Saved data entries

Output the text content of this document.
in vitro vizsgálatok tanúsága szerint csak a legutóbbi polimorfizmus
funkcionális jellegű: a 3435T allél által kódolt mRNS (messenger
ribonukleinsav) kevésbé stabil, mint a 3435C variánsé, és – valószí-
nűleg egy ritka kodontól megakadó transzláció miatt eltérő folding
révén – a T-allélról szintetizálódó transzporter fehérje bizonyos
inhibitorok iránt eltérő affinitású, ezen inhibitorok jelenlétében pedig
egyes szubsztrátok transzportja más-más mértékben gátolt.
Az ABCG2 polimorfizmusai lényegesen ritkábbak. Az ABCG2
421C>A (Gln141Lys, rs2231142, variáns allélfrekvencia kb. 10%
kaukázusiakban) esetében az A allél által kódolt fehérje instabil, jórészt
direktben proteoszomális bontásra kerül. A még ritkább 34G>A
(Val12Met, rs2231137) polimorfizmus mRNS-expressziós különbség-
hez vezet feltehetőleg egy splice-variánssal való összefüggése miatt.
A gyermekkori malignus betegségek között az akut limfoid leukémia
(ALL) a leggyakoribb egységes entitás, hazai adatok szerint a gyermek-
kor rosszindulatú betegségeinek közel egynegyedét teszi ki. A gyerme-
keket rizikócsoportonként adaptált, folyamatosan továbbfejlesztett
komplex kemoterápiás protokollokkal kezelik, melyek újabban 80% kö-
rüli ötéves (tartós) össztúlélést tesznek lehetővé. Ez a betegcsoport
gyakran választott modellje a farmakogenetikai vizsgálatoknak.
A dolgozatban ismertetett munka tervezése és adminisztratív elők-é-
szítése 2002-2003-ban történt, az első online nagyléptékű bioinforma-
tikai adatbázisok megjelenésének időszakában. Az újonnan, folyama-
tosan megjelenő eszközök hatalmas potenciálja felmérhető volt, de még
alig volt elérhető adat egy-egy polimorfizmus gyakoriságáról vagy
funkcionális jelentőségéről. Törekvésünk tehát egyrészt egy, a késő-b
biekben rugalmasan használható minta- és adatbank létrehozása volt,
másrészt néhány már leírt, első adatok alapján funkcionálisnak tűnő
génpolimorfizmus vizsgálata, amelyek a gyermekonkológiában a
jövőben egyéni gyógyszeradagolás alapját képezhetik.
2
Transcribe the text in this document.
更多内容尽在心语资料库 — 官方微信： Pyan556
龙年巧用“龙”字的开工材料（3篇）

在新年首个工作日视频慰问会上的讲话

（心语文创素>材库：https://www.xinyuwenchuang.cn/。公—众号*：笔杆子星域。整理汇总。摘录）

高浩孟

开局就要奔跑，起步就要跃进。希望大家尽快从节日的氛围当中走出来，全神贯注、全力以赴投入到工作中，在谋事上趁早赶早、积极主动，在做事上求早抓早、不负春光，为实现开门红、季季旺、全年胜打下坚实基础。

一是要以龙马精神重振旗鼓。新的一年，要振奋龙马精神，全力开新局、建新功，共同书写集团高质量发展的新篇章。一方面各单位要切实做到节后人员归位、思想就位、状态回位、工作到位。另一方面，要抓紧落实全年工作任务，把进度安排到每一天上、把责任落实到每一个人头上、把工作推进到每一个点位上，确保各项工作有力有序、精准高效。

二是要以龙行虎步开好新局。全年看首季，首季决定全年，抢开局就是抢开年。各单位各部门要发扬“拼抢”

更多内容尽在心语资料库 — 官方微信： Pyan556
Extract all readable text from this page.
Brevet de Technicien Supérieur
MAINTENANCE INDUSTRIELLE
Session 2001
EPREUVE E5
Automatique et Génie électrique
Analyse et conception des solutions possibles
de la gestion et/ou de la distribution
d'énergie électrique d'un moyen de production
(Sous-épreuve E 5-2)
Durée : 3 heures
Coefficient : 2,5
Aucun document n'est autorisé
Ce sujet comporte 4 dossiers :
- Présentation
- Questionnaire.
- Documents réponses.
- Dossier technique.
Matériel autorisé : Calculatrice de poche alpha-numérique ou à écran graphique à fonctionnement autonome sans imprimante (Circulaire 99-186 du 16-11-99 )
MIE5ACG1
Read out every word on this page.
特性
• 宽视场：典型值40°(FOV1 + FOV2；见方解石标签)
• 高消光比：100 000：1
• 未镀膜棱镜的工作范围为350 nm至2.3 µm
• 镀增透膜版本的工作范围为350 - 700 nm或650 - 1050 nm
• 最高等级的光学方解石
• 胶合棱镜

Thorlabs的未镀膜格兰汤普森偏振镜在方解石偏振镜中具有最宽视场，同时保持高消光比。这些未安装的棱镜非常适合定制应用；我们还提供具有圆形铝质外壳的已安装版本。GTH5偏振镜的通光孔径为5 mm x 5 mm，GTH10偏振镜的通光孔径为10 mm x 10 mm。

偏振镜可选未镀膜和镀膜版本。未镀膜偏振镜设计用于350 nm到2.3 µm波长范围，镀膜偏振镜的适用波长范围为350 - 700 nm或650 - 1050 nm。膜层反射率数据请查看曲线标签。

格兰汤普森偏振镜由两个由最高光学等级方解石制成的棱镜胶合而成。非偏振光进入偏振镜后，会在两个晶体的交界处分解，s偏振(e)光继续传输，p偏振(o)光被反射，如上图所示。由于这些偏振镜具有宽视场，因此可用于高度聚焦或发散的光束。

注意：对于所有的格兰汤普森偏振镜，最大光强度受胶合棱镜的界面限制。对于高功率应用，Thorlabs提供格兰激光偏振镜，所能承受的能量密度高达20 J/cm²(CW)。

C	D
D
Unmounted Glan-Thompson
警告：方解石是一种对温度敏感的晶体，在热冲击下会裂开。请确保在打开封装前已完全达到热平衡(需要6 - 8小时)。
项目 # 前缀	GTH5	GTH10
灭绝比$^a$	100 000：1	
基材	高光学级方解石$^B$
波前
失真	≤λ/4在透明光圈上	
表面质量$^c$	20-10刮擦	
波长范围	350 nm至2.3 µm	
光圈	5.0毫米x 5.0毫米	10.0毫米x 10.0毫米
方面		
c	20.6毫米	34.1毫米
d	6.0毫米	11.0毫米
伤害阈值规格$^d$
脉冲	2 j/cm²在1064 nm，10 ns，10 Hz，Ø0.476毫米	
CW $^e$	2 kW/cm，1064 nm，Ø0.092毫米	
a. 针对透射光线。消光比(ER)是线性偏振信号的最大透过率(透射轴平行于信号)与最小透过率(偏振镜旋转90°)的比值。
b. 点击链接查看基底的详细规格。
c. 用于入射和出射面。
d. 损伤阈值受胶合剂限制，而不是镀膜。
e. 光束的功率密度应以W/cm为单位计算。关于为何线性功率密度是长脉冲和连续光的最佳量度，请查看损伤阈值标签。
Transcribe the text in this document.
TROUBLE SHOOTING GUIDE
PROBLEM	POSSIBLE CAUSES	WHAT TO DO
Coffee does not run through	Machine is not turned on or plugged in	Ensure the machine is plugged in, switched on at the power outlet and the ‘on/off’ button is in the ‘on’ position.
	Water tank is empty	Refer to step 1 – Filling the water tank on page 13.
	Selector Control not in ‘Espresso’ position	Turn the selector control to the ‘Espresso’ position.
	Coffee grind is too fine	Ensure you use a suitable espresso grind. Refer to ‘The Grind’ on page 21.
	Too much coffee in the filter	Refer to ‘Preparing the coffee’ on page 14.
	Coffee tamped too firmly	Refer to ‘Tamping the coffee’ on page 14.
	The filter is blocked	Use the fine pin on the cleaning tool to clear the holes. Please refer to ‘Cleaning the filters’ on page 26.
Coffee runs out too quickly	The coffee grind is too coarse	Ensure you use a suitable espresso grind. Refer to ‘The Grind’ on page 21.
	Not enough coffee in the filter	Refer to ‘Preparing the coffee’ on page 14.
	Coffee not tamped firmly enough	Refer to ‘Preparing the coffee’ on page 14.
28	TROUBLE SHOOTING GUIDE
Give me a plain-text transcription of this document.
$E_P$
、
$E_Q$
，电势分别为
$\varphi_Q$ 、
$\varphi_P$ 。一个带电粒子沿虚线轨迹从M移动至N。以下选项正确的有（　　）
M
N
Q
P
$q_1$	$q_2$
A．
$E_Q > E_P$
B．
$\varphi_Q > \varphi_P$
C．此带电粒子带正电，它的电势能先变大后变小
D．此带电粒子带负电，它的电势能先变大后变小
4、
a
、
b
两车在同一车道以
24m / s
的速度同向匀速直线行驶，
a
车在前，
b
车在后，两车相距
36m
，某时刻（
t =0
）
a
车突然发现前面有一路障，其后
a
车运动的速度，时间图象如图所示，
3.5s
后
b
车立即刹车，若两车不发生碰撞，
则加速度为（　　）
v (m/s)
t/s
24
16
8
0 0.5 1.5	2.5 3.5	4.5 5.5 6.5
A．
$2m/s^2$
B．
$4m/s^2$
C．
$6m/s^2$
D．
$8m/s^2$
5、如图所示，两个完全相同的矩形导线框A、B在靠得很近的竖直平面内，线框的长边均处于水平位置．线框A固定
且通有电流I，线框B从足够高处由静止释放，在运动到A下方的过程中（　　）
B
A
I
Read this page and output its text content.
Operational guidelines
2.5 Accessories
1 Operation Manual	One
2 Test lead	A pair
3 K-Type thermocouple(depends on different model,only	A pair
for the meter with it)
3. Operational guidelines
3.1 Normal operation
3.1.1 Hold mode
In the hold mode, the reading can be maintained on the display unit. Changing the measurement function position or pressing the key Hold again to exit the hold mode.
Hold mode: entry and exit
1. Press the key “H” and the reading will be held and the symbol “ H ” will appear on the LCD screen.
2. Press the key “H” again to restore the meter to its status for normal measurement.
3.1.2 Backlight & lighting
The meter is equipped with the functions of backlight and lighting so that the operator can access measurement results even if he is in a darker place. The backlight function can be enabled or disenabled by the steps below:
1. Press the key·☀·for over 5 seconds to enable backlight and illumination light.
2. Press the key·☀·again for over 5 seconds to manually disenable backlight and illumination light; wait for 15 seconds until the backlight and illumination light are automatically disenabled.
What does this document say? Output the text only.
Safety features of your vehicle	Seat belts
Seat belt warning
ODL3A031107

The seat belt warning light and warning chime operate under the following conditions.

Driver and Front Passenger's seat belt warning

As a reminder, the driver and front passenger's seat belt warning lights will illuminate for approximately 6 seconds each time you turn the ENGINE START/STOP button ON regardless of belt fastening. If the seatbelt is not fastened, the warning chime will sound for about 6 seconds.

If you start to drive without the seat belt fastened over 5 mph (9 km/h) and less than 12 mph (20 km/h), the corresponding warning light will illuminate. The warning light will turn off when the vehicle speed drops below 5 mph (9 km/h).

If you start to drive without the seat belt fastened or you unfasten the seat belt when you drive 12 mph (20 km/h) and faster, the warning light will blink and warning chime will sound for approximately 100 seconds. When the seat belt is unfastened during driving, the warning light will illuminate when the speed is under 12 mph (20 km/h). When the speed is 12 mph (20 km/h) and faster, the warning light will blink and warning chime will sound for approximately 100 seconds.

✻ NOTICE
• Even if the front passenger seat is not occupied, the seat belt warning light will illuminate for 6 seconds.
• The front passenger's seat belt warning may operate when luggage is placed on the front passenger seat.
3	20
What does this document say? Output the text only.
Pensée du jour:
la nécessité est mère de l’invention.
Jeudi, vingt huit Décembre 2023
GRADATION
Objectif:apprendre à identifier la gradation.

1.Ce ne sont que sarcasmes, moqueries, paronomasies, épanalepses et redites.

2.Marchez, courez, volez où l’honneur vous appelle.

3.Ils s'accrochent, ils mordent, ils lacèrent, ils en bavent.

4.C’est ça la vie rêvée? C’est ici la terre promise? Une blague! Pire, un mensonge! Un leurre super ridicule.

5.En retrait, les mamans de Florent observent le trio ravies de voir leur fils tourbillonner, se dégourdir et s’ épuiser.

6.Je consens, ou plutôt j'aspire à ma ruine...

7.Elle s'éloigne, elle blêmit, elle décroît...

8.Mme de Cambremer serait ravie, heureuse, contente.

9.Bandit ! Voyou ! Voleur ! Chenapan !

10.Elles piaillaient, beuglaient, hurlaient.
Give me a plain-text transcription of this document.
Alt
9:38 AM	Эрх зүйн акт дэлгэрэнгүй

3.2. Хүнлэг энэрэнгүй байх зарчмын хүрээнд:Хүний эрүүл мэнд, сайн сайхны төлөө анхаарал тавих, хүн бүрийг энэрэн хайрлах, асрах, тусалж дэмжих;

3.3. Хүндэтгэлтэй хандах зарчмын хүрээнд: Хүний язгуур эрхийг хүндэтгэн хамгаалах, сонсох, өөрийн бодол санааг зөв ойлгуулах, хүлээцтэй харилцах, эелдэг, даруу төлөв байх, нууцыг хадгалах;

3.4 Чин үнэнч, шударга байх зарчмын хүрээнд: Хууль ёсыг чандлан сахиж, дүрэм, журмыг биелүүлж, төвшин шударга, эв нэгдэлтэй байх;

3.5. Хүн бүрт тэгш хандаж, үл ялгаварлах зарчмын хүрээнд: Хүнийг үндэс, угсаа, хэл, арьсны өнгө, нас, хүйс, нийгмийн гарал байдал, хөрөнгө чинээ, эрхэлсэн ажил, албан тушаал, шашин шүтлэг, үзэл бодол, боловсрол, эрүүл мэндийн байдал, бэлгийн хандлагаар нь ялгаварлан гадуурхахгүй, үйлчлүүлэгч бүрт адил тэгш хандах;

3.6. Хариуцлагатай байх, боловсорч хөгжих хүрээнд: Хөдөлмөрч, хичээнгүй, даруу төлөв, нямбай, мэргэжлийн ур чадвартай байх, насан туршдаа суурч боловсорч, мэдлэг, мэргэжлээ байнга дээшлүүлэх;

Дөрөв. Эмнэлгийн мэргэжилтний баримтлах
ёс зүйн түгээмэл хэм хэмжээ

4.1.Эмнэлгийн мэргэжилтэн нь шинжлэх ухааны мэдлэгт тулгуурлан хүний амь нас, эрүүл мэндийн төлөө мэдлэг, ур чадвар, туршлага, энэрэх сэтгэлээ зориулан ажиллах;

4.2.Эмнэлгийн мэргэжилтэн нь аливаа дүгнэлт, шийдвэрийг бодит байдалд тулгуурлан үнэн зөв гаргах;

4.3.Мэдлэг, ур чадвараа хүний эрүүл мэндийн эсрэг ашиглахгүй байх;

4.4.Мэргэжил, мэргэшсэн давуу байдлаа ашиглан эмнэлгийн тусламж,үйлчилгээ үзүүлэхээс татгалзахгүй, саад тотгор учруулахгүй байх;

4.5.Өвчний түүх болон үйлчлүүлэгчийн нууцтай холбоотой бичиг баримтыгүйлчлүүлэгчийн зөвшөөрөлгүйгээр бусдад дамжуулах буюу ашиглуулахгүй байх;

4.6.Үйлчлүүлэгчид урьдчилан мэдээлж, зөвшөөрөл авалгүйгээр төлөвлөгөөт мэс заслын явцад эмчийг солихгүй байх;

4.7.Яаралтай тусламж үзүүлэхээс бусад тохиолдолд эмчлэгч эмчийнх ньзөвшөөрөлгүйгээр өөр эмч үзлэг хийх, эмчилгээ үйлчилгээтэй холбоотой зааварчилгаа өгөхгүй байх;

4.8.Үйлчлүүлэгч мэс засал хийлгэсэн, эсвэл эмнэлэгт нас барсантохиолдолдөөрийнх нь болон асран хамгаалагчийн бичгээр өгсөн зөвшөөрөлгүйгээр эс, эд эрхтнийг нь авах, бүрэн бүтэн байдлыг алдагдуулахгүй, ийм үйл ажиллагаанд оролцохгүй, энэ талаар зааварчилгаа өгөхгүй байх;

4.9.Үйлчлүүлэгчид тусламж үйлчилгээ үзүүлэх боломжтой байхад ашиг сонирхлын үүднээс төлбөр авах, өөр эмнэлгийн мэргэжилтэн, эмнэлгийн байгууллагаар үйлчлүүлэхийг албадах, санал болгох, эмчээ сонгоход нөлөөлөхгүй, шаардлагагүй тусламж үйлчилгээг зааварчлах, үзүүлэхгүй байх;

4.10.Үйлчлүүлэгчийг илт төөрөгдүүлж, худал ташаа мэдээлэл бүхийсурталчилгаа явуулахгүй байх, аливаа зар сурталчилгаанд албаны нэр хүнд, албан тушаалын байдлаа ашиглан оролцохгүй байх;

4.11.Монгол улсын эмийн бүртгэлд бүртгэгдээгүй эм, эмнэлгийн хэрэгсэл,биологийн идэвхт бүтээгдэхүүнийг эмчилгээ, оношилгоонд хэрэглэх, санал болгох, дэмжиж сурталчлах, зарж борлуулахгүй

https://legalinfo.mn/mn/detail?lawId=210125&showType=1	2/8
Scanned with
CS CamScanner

AIM OF THE TASK: Show the lines of the data that hold the word "position".

EXERCISE OUTPUT:
Coffee does not run through	Machine is not turned on or plugged in	Ensure the machine is plugged in, switched on at the power outlet and the ‘on/off’ button is in the ‘on’ position.
	Selector Control not in ‘Espresso’ position	Turn the selector control to the ‘Espresso’ position.
In the hold mode, the reading can be maintained on the display unit. Changing the measurement function position or pressing the key Hold again to exit the hold mode.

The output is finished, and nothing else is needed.